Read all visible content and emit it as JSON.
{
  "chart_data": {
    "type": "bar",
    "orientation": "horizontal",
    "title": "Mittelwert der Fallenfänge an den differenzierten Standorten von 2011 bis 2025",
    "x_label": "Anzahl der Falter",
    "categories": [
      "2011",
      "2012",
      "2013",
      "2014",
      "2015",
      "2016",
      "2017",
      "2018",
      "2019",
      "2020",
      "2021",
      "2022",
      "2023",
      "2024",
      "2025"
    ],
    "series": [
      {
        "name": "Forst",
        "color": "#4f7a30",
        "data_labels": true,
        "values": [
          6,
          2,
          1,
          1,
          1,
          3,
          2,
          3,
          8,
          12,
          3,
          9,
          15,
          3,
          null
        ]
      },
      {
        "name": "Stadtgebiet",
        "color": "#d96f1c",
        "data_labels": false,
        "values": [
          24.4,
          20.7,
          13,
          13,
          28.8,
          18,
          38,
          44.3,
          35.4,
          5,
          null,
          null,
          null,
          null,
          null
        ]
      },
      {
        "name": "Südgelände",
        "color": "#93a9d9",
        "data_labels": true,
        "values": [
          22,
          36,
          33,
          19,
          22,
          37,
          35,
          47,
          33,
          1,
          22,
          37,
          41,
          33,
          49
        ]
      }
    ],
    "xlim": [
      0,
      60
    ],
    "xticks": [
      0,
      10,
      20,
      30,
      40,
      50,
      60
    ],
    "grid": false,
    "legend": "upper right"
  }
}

- Work required
Write all of the records out again exactly.

- Solution
Read all visible content and emit it as JSON.
{
  "chart_data": {
    "type": "bar",
    "orientation": "horizontal",
    "title": "Mittelwert der Fallenfänge an den differenzierten Standorten von 2011 bis 2025",
    "x_label": "Anzahl der Falter",
    "categories": [
      "2011",
      "2012",
      "2013",
      "2014",
      "2015",
      "2016",
      "2017",
      "2018",
      "2019",
      "2020",
      "2021",
      "2022",
      "2023",
      "2024",
      "2025"
    ],
    "series": [
      {
        "name": "Forst",
        "color": "#4f7a30",
        "data_labels": true,
        "values": [
          6,
          2,
          1,
          1,
          1,
          3,
          2,
          3,
          8,
          12,
          3,
          9,
          15,
          3,
          null
        ]
      },
      {
        "name": "Stadtgebiet",
        "color": "#d96f1c",
        "data_labels": false,
        "values": [
          24.4,
          20.7,
          13,
          13,
          28.8,
          18,
          38,
          44.3,
          35.4,
          5,
          null,
          null,
          null,
          null,
          null
        ]
      },
      {
        "name": "Südgelände",
        "color": "#93a9d9",
        "data_labels": true,
        "values": [
          22,
          36,
          33,
          19,
          22,
          37,
          35,
          47,
          33,
          1,
          22,
          37,
          41,
          33,
          49
        ]
      }
    ],
    "xlim": [
      0,
      60
    ],
    "xticks": [
      0,
      10,
      20,
      30,
      40,
      50,
      60
    ],
    "grid": false,
    "legend": "upper right"
  }
}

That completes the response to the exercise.